## TASK DIRECTIONS
Write the data out again exactly, with no pictures.

## PROVIDED DATA
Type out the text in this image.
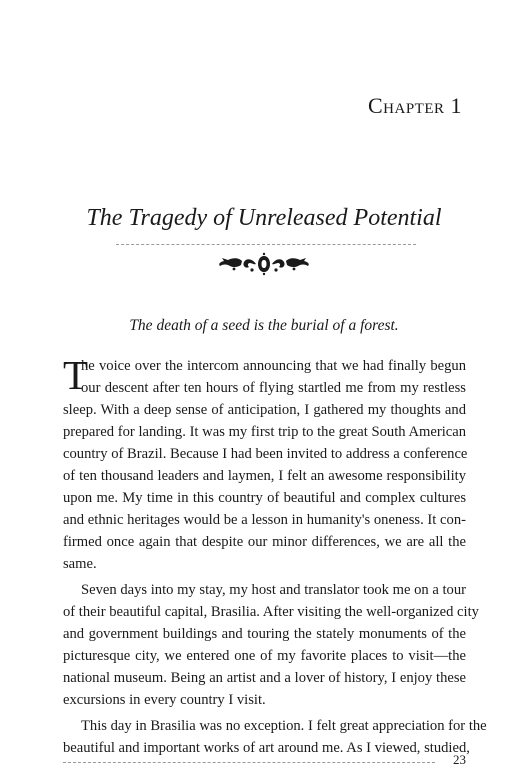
Chapter 1
The Tragedy of Unreleased Potential
The death of a seed is the burial of a forest.
T
he voice over the intercom announcing that we had finally begun
our descent after ten hours of flying startled me from my restless
sleep. With a deep sense of anticipation, I gathered my thoughts and
prepared for landing. It was my first trip to the great South American
country of Brazil. Because I had been invited to address a conference
of ten thousand leaders and laymen, I felt an awesome responsibility
upon me. My time in this country of beautiful and complex cultures
and ethnic heritages would be a lesson in humanity's oneness. It con-
firmed once again that despite our minor differences, we are all the
same.
Seven days into my stay, my host and translator took me on a tour
of their beautiful capital, Brasilia. After visiting the well-organized city
and government buildings and touring the stately monuments of the
picturesque city, we entered one of my favorite places to visit—the
national museum. Being an artist and a lover of history, I enjoy these
excursions in every country I visit.
This day in Brasilia was no exception. I felt great appreciation for the
beautiful and important works of art around me. As I viewed, studied,
23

## TASK OUTPUT
Type out the text in this image.
Chapter 1
The Tragedy of Unreleased Potential
The death of a seed is the burial of a forest.
T
he voice over the intercom announcing that we had finally begun
our descent after ten hours of flying startled me from my restless
sleep. With a deep sense of anticipation, I gathered my thoughts and
prepared for landing. It was my first trip to the great South American
country of Brazil. Because I had been invited to address a conference
of ten thousand leaders and laymen, I felt an awesome responsibility
upon me. My time in this country of beautiful and complex cultures
and ethnic heritages would be a lesson in humanity's oneness. It con-
firmed once again that despite our minor differences, we are all the
same.
Seven days into my stay, my host and translator took me on a tour
of their beautiful capital, Brasilia. After visiting the well-organized city
and government buildings and touring the stately monuments of the
picturesque city, we entered one of my favorite places to visit—the
national museum. Being an artist and a lover of history, I enjoy these
excursions in every country I visit.
This day in Brasilia was no exception. I felt great appreciation for the
beautiful and important works of art around me. As I viewed, studied,
23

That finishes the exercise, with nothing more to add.